RECORDS SHOWN
☆ ☆ ☆ ☆ ☆

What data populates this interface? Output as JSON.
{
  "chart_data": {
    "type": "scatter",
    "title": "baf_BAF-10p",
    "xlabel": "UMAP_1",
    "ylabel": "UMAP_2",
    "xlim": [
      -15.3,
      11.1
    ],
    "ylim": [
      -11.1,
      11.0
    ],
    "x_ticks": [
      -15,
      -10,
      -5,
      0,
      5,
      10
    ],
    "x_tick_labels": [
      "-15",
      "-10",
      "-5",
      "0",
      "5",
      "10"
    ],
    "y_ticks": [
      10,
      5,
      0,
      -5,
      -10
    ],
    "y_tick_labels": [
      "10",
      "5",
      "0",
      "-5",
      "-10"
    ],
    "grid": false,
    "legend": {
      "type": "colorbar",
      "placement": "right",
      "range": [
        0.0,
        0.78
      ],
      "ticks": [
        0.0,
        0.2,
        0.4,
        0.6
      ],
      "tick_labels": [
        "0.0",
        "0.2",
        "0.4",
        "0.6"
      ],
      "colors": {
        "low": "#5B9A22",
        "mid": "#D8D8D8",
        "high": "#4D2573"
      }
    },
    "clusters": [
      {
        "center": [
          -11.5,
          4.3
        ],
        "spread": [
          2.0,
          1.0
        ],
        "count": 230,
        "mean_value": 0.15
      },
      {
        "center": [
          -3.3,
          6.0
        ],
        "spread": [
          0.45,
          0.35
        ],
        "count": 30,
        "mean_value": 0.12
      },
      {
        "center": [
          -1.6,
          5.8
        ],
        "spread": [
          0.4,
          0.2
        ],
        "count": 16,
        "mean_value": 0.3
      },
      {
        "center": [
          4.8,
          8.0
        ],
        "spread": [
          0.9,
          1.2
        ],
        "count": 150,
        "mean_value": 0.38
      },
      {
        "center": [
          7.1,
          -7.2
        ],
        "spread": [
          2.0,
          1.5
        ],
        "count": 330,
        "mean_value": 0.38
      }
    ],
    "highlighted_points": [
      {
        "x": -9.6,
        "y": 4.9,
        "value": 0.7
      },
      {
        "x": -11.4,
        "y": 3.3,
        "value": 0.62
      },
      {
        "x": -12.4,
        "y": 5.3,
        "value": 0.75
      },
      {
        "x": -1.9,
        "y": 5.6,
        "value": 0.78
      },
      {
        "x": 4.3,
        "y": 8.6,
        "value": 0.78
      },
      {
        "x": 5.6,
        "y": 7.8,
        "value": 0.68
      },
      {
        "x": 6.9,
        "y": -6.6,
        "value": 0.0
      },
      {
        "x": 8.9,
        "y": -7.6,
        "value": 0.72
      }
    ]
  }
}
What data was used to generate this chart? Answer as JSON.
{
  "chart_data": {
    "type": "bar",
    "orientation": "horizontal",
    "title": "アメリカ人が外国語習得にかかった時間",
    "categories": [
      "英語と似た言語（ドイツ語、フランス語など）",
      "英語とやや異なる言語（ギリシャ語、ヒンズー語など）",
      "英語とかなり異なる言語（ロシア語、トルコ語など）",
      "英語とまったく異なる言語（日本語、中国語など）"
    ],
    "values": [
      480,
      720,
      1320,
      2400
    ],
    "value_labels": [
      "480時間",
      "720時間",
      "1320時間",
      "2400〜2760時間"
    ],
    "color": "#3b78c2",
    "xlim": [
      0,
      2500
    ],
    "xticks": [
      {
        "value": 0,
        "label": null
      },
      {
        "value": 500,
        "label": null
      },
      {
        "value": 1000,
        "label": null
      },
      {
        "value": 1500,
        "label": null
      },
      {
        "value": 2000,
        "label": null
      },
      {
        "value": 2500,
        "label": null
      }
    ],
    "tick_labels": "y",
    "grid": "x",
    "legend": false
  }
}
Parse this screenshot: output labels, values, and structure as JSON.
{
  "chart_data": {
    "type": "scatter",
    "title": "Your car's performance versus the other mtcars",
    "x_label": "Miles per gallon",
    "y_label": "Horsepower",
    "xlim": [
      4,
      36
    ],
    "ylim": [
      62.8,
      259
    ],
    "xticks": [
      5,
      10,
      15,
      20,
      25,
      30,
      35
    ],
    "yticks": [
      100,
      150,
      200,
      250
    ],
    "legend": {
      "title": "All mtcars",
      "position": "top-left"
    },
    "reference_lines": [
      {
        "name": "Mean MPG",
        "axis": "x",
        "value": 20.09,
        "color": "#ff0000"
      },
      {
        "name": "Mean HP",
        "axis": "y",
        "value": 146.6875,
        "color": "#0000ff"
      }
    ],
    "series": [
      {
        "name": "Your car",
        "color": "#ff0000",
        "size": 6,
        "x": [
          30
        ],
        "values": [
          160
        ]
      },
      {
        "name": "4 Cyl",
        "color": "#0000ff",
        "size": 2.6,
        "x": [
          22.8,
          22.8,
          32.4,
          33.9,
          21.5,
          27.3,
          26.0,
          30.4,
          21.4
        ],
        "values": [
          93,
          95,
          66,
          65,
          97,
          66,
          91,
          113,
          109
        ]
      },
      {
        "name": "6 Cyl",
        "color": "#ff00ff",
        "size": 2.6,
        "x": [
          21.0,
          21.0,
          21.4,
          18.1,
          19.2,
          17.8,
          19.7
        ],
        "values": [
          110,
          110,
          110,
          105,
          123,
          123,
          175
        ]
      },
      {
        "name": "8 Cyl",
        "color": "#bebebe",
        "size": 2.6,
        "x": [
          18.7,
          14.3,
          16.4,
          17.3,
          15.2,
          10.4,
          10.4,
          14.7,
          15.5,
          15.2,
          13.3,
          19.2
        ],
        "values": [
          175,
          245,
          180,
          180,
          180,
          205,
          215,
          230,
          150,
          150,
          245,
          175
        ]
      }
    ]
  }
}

☆ ☆ ☆ ☆ ☆

TASK STATEMENT
Find each line that has the word "name", then copy it out.

THE RESULT
        "name": "Mean MPG",
        "name": "Mean HP",
        "name": "Your car",
        "name": "4 Cyl",
        "name": "6 Cyl",
        "name": "8 Cyl",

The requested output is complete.